---------- Text to read
This legislation was repealed in 1987, as it was incompatible with Articles 10 and 14 of the European Convention on Human Rights (ECHR) in respect of freedom of expression without discrimination.
In 1998, both the Good Friday Agreement (GFA) and the Human Rights Act (HRA) guaranteed the incorporation of the ECHR into domestic law.
The GFA provide for an ‘Equality of Treatment’ duty on public authorities. This statutory duty was explicitly singled out in the agreement to be enshrined with the Bill of Rights.
‘The formulating of a general obligation on government and public bodies, fully to respect on the basis of equality of treatment, the identity and ethos of both communities’.
Subsequently, the Human Rights Commission (HRC), tasked with the formulation of the bill, recommended in its 2008 advice to the government:
‘Public authorities must fully respect, on the basis of equality of treatment, the identity and ethos of both main communities in NI. No one relying on this provision may do so in a manner inconsistent with the rights and freedoms of others’.
The British Government has still not introduced a Bill of Rights. This void has contributed in no small measure to the malaise we are currently in, surrounding these issues.
--------------------
**Directions**
**1.** According to the text on the Bill of Rights, in what year did the Human Rights Commission give its advice to the government?
**2.** List every legal instrument (convention, agreement, act, or bill) that the text on the Bill of Rights names by its title.
---------- Data segment
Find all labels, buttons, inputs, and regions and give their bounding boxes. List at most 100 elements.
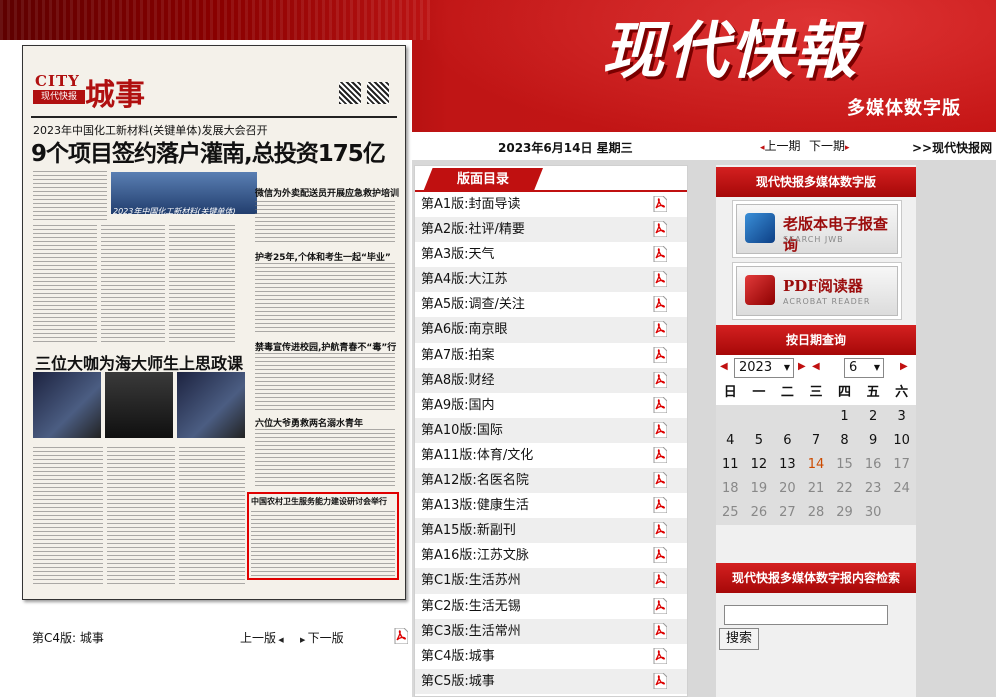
--------------------
**The results**
**1.** 2008

**2.**
European Convention on Human Rights (ECHR)
Good Friday Agreement (GFA)
Human Rights Act (HRA)
Bill of Rights